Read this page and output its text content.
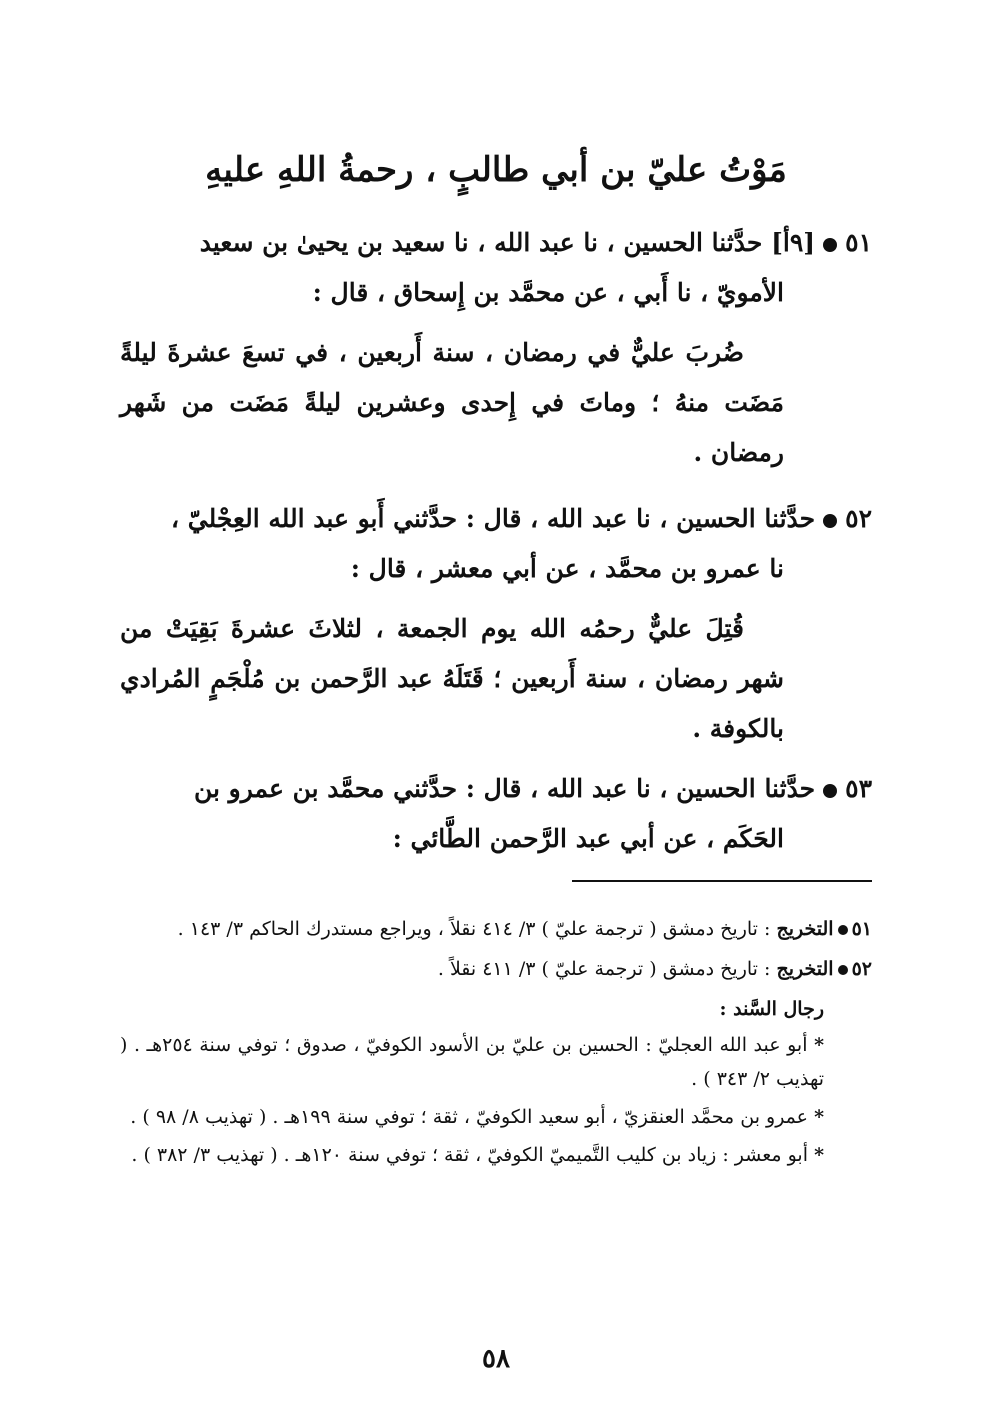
مَوْتُ عليّ بن أبي طالبٍ ، رحمةُ اللهِ عليهِ

٥١[٩أ] حدَّثنا الحسين ، نا عبد الله ، نا سعيد بن يحيىٰ بن سعيد

الأمويّ ، نا أَبي ، عن محمَّد بن إِسحاق ، قال :

ضُربَ عليٌّ في رمضان ، سنة أَربعين ، في تسعَ عشرةَ ليلةً مَضَت منهُ ؛ وماتَ في إِحدى وعشرين ليلةً مَضَت من شَهر رمضان .

٥٢حدَّثنا الحسين ، نا عبد الله ، قال : حدَّثني أَبو عبد الله العِجْليّ ،

نا عمرو بن محمَّد ، عن أبي معشر ، قال :

قُتِلَ عليٌّ رحمُه الله يوم الجمعة ، لثلاثَ عشرةَ بَقِيَتْ من شهر رمضان ، سنة أَربعين ؛ قَتَلَهُ عبد الرَّحمن بن مُلْجَمٍ المُرادي بالكوفة .

٥٣حدَّثنا الحسين ، نا عبد الله ، قال : حدَّثني محمَّد بن عمرو بن

الحَكَم ، عن أبي عبد الرَّحمن الطَّائي :

٥١التخريج : تاريخ دمشق ( ترجمة عليّ ) ٣/ ٤١٤ نقلاً ، ويراجع مستدرك الحاكم ٣/ ١٤٣ .

٥٢التخريج : تاريخ دمشق ( ترجمة عليّ ) ٣/ ٤١١ نقلاً .

رجال السَّند :

* أبو عبد الله العجليّ : الحسين بن عليّ بن الأسود الكوفيّ ، صدوق ؛ توفي سنة ٢٥٤هـ . ( تهذيب ٢/ ٣٤٣ ) .

* عمرو بن محمَّد العنقزيّ ، أبو سعيد الكوفيّ ، ثقة ؛ توفي سنة ١٩٩هـ . ( تهذيب ٨/ ٩٨ ) .

* أبو معشر : زياد بن كليب التَّميميّ الكوفيّ ، ثقة ؛ توفي سنة ١٢٠هـ . ( تهذيب ٣/ ٣٨٢ ) .

٥٨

> [Request]: Return all lines of the material above in which the word "عمرو" occurs.

> [Solution for this task]:
نا عمرو بن محمَّد ، عن أبي معشر ، قال :
٥٣حدَّثنا الحسين ، نا عبد الله ، قال : حدَّثني محمَّد بن عمرو بن
* عمرو بن محمَّد العنقزيّ ، أبو سعيد الكوفيّ ، ثقة ؛ توفي سنة ١٩٩هـ . ( تهذيب ٨/ ٩٨ ) .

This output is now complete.